### What you will do
Exactly reproduce each record listed below.

### Listed entries
····················

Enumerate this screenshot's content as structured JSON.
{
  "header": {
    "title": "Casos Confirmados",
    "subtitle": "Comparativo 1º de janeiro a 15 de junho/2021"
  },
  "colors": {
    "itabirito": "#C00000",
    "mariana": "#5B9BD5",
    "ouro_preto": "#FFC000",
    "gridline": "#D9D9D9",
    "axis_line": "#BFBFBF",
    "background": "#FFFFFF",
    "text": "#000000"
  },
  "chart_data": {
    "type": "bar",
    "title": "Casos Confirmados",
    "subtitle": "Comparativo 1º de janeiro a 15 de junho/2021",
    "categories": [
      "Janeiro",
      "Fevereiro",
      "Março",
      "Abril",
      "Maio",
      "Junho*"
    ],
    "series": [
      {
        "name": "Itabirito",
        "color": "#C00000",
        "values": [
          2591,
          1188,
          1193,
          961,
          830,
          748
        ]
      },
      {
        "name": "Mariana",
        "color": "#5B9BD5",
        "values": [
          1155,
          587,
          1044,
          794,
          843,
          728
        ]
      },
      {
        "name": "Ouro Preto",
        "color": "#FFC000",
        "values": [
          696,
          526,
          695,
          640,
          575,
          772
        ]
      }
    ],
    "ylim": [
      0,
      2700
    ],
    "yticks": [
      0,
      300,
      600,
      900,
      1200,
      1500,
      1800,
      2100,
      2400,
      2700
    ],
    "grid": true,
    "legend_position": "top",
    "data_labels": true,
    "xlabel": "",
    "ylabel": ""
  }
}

····················

### Solution to this exercise
Enumerate this screenshot's content as structured JSON.
{
  "header": {
    "title": "Casos Confirmados",
    "subtitle": "Comparativo 1º de janeiro a 15 de junho/2021"
  },
  "colors": {
    "itabirito": "#C00000",
    "mariana": "#5B9BD5",
    "ouro_preto": "#FFC000",
    "gridline": "#D9D9D9",
    "axis_line": "#BFBFBF",
    "background": "#FFFFFF",
    "text": "#000000"
  },
  "chart_data": {
    "type": "bar",
    "title": "Casos Confirmados",
    "subtitle": "Comparativo 1º de janeiro a 15 de junho/2021",
    "categories": [
      "Janeiro",
      "Fevereiro",
      "Março",
      "Abril",
      "Maio",
      "Junho*"
    ],
    "series": [
      {
        "name": "Itabirito",
        "color": "#C00000",
        "values": [
          2591,
          1188,
          1193,
          961,
          830,
          748
        ]
      },
      {
        "name": "Mariana",
        "color": "#5B9BD5",
        "values": [
          1155,
          587,
          1044,
          794,
          843,
          728
        ]
      },
      {
        "name": "Ouro Preto",
        "color": "#FFC000",
        "values": [
          696,
          526,
          695,
          640,
          575,
          772
        ]
      }
    ],
    "ylim": [
      0,
      2700
    ],
    "yticks": [
      0,
      300,
      600,
      900,
      1200,
      1500,
      1800,
      2100,
      2400,
      2700
    ],
    "grid": true,
    "legend_position": "top",
    "data_labels": true,
    "xlabel": "",
    "ylabel": ""
  }
}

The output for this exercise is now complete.